**Material for the task:**
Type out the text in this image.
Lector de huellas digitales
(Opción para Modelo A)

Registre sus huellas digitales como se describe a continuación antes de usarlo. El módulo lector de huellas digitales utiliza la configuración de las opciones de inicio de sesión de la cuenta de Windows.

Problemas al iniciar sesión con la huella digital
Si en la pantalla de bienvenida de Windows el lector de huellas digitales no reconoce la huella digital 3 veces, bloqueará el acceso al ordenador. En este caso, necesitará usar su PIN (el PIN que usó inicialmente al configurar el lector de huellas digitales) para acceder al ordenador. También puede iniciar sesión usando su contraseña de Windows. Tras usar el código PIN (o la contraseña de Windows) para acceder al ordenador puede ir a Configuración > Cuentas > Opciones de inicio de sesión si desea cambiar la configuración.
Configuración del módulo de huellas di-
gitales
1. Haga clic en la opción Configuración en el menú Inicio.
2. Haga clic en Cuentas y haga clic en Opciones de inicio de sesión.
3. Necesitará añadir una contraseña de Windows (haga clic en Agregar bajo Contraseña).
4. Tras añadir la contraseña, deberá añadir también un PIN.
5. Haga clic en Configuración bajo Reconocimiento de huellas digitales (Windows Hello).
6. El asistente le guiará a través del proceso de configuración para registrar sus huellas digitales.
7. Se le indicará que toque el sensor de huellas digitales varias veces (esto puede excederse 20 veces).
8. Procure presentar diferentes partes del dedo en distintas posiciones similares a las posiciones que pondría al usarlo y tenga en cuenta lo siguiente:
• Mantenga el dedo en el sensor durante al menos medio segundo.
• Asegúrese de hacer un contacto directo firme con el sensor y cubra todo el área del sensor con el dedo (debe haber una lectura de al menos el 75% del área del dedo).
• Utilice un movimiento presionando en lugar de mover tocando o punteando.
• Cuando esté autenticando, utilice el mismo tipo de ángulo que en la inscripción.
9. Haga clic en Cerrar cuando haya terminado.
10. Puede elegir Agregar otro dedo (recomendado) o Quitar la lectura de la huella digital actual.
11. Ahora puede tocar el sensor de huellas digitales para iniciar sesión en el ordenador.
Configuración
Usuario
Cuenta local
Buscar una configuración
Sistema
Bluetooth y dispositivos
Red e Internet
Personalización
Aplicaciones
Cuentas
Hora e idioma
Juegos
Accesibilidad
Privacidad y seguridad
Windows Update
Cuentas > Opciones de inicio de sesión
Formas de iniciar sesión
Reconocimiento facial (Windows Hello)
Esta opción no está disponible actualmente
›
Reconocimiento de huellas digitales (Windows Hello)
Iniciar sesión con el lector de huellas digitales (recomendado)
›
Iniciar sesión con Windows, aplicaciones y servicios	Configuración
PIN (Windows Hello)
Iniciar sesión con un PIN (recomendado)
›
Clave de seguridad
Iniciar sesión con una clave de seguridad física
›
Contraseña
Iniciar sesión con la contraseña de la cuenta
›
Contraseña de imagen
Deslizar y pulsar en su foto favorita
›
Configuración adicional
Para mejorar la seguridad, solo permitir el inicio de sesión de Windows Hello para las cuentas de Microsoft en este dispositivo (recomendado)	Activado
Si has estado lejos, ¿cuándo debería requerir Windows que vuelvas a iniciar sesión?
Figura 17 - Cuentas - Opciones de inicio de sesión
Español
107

**Stated exercise:**
Copy the material above verbatim.

**Correct output:**
Type out the text in this image.
Lector de huellas digitales
(Opción para Modelo A)

Registre sus huellas digitales como se describe a continuación antes de usarlo. El módulo lector de huellas digitales utiliza la configuración de las opciones de inicio de sesión de la cuenta de Windows.

Problemas al iniciar sesión con la huella digital
Si en la pantalla de bienvenida de Windows el lector de huellas digitales no reconoce la huella digital 3 veces, bloqueará el acceso al ordenador. En este caso, necesitará usar su PIN (el PIN que usó inicialmente al configurar el lector de huellas digitales) para acceder al ordenador. También puede iniciar sesión usando su contraseña de Windows. Tras usar el código PIN (o la contraseña de Windows) para acceder al ordenador puede ir a Configuración > Cuentas > Opciones de inicio de sesión si desea cambiar la configuración.
Configuración del módulo de huellas di-
gitales
1. Haga clic en la opción Configuración en el menú Inicio.
2. Haga clic en Cuentas y haga clic en Opciones de inicio de sesión.
3. Necesitará añadir una contraseña de Windows (haga clic en Agregar bajo Contraseña).
4. Tras añadir la contraseña, deberá añadir también un PIN.
5. Haga clic en Configuración bajo Reconocimiento de huellas digitales (Windows Hello).
6. El asistente le guiará a través del proceso de configuración para registrar sus huellas digitales.
7. Se le indicará que toque el sensor de huellas digitales varias veces (esto puede excederse 20 veces).
8. Procure presentar diferentes partes del dedo en distintas posiciones similares a las posiciones que pondría al usarlo y tenga en cuenta lo siguiente:
• Mantenga el dedo en el sensor durante al menos medio segundo.
• Asegúrese de hacer un contacto directo firme con el sensor y cubra todo el área del sensor con el dedo (debe haber una lectura de al menos el 75% del área del dedo).
• Utilice un movimiento presionando en lugar de mover tocando o punteando.
• Cuando esté autenticando, utilice el mismo tipo de ángulo que en la inscripción.
9. Haga clic en Cerrar cuando haya terminado.
10. Puede elegir Agregar otro dedo (recomendado) o Quitar la lectura de la huella digital actual.
11. Ahora puede tocar el sensor de huellas digitales para iniciar sesión en el ordenador.
Configuración
Usuario
Cuenta local
Buscar una configuración
Sistema
Bluetooth y dispositivos
Red e Internet
Personalización
Aplicaciones
Cuentas
Hora e idioma
Juegos
Accesibilidad
Privacidad y seguridad
Windows Update
Cuentas > Opciones de inicio de sesión
Formas de iniciar sesión
Reconocimiento facial (Windows Hello)
Esta opción no está disponible actualmente
›
Reconocimiento de huellas digitales (Windows Hello)
Iniciar sesión con el lector de huellas digitales (recomendado)
›
Iniciar sesión con Windows, aplicaciones y servicios	Configuración
PIN (Windows Hello)
Iniciar sesión con un PIN (recomendado)
›
Clave de seguridad
Iniciar sesión con una clave de seguridad física
›
Contraseña
Iniciar sesión con la contraseña de la cuenta
›
Contraseña de imagen
Deslizar y pulsar en su foto favorita
›
Configuración adicional
Para mejorar la seguridad, solo permitir el inicio de sesión de Windows Hello para las cuentas de Microsoft en este dispositivo (recomendado)	Activado
Si has estado lejos, ¿cuándo debería requerir Windows que vuelvas a iniciar sesión?
Figura 17 - Cuentas - Opciones de inicio de sesión
Español
107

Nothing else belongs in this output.